Stored items:
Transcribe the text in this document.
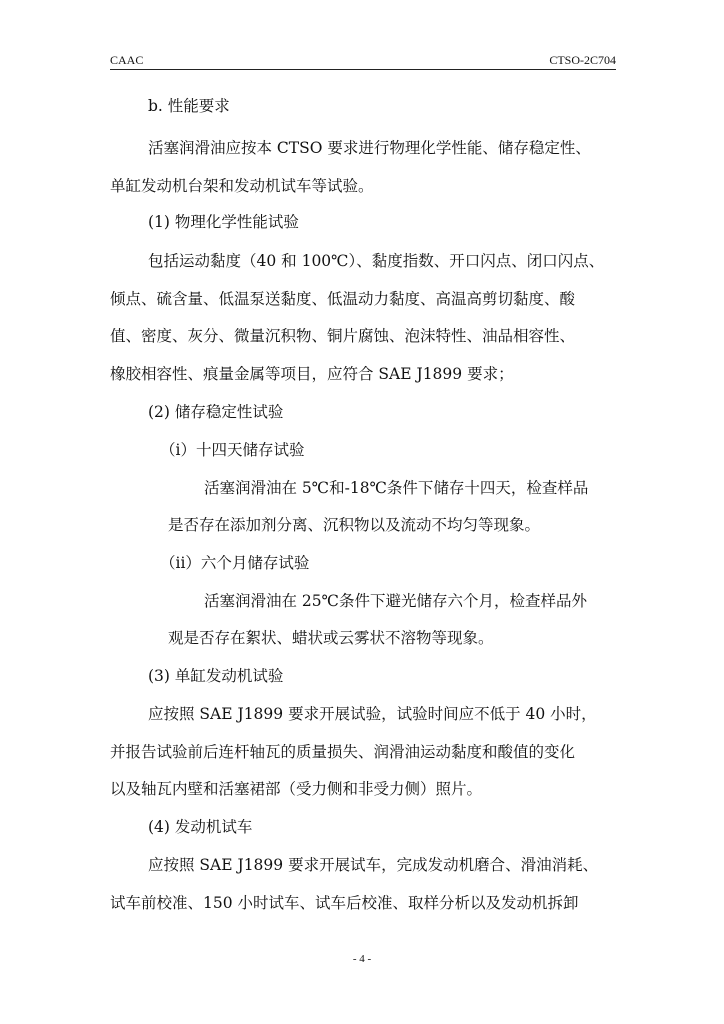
CAAC	CTSO-2C704
b. 性能要求
活塞润滑油应按本 CTSO 要求进行物理化学性能、储存稳定性、
单缸发动机台架和发动机试车等试验。
(1) 物理化学性能试验
包括运动黏度（40 和 100℃）、黏度指数、开口闪点、闭口闪点、
倾点、硫含量、低温泵送黏度、低温动力黏度、高温高剪切黏度、酸
值、密度、灰分、微量沉积物、铜片腐蚀、泡沫特性、油品相容性、
橡胶相容性、痕量金属等项目，应符合 SAE J1899 要求；
(2) 储存稳定性试验
（i）十四天储存试验
活塞润滑油在 5℃和-18℃条件下储存十四天，检查样品
是否存在添加剂分离、沉积物以及流动不均匀等现象。
（ii）六个月储存试验
活塞润滑油在 25℃条件下避光储存六个月，检查样品外
观是否存在絮状、蜡状或云雾状不溶物等现象。
(3) 单缸发动机试验
应按照 SAE J1899 要求开展试验，试验时间应不低于 40 小时，
并报告试验前后连杆轴瓦的质量损失、润滑油运动黏度和酸值的变化
以及轴瓦内壁和活塞裙部（受力侧和非受力侧）照片。
(4) 发动机试车
应按照 SAE J1899 要求开展试车，完成发动机磨合、滑油消耗、
试车前校准、150 小时试车、试车后校准、取样分析以及发动机拆卸
- 4 -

▶ _WHAT THIS TASK INVOLVES_
Skip the images and write out the rest of the listing exactly.

▶ _TASK RESPONSE_
Transcribe the text in this document.
CAAC	CTSO-2C704
b. 性能要求
活塞润滑油应按本 CTSO 要求进行物理化学性能、储存稳定性、
单缸发动机台架和发动机试车等试验。
(1) 物理化学性能试验
包括运动黏度（40 和 100℃）、黏度指数、开口闪点、闭口闪点、
倾点、硫含量、低温泵送黏度、低温动力黏度、高温高剪切黏度、酸
值、密度、灰分、微量沉积物、铜片腐蚀、泡沫特性、油品相容性、
橡胶相容性、痕量金属等项目，应符合 SAE J1899 要求；
(2) 储存稳定性试验
（i）十四天储存试验
活塞润滑油在 5℃和-18℃条件下储存十四天，检查样品
是否存在添加剂分离、沉积物以及流动不均匀等现象。
（ii）六个月储存试验
活塞润滑油在 25℃条件下避光储存六个月，检查样品外
观是否存在絮状、蜡状或云雾状不溶物等现象。
(3) 单缸发动机试验
应按照 SAE J1899 要求开展试验，试验时间应不低于 40 小时，
并报告试验前后连杆轴瓦的质量损失、润滑油运动黏度和酸值的变化
以及轴瓦内壁和活塞裙部（受力侧和非受力侧）照片。
(4) 发动机试车
应按照 SAE J1899 要求开展试车，完成发动机磨合、滑油消耗、
试车前校准、150 小时试车、试车后校准、取样分析以及发动机拆卸
- 4 -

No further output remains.